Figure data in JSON
++++++++++

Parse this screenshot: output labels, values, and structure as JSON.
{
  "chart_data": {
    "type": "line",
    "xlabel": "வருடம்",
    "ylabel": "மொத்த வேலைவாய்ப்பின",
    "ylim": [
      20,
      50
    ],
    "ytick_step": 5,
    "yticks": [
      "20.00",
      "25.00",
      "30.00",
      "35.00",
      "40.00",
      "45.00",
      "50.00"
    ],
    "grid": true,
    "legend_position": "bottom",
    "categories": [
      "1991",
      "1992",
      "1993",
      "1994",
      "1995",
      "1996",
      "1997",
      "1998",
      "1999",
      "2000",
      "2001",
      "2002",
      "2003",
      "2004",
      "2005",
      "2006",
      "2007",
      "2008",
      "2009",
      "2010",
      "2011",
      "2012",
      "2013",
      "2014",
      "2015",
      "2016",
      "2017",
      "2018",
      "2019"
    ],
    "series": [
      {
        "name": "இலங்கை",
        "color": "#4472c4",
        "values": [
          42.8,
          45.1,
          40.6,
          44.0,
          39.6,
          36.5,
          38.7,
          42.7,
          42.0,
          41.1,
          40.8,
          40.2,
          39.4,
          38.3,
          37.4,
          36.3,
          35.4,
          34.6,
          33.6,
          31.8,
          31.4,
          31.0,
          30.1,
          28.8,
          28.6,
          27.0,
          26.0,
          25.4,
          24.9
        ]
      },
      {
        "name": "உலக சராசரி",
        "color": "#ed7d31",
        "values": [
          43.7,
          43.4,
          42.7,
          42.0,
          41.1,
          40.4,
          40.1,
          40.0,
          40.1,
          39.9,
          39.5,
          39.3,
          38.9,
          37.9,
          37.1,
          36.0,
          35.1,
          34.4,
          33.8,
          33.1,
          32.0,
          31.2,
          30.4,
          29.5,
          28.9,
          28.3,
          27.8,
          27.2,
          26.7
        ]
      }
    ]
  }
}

++++++++++

◆ **The request**
All of the records must be repeated exactly.

◆ **Answer**
Parse this screenshot: output labels, values, and structure as JSON.
{
  "chart_data": {
    "type": "line",
    "xlabel": "வருடம்",
    "ylabel": "மொத்த வேலைவாய்ப்பின",
    "ylim": [
      20,
      50
    ],
    "ytick_step": 5,
    "yticks": [
      "20.00",
      "25.00",
      "30.00",
      "35.00",
      "40.00",
      "45.00",
      "50.00"
    ],
    "grid": true,
    "legend_position": "bottom",
    "categories": [
      "1991",
      "1992",
      "1993",
      "1994",
      "1995",
      "1996",
      "1997",
      "1998",
      "1999",
      "2000",
      "2001",
      "2002",
      "2003",
      "2004",
      "2005",
      "2006",
      "2007",
      "2008",
      "2009",
      "2010",
      "2011",
      "2012",
      "2013",
      "2014",
      "2015",
      "2016",
      "2017",
      "2018",
      "2019"
    ],
    "series": [
      {
        "name": "இலங்கை",
        "color": "#4472c4",
        "values": [
          42.8,
          45.1,
          40.6,
          44.0,
          39.6,
          36.5,
          38.7,
          42.7,
          42.0,
          41.1,
          40.8,
          40.2,
          39.4,
          38.3,
          37.4,
          36.3,
          35.4,
          34.6,
          33.6,
          31.8,
          31.4,
          31.0,
          30.1,
          28.8,
          28.6,
          27.0,
          26.0,
          25.4,
          24.9
        ]
      },
      {
        "name": "உலக சராசரி",
        "color": "#ed7d31",
        "values": [
          43.7,
          43.4,
          42.7,
          42.0,
          41.1,
          40.4,
          40.1,
          40.0,
          40.1,
          39.9,
          39.5,
          39.3,
          38.9,
          37.9,
          37.1,
          36.0,
          35.1,
          34.4,
          33.8,
          33.1,
          32.0,
          31.2,
          30.4,
          29.5,
          28.9,
          28.3,
          27.8,
          27.2,
          26.7
        ]
      }
    ]
  }
}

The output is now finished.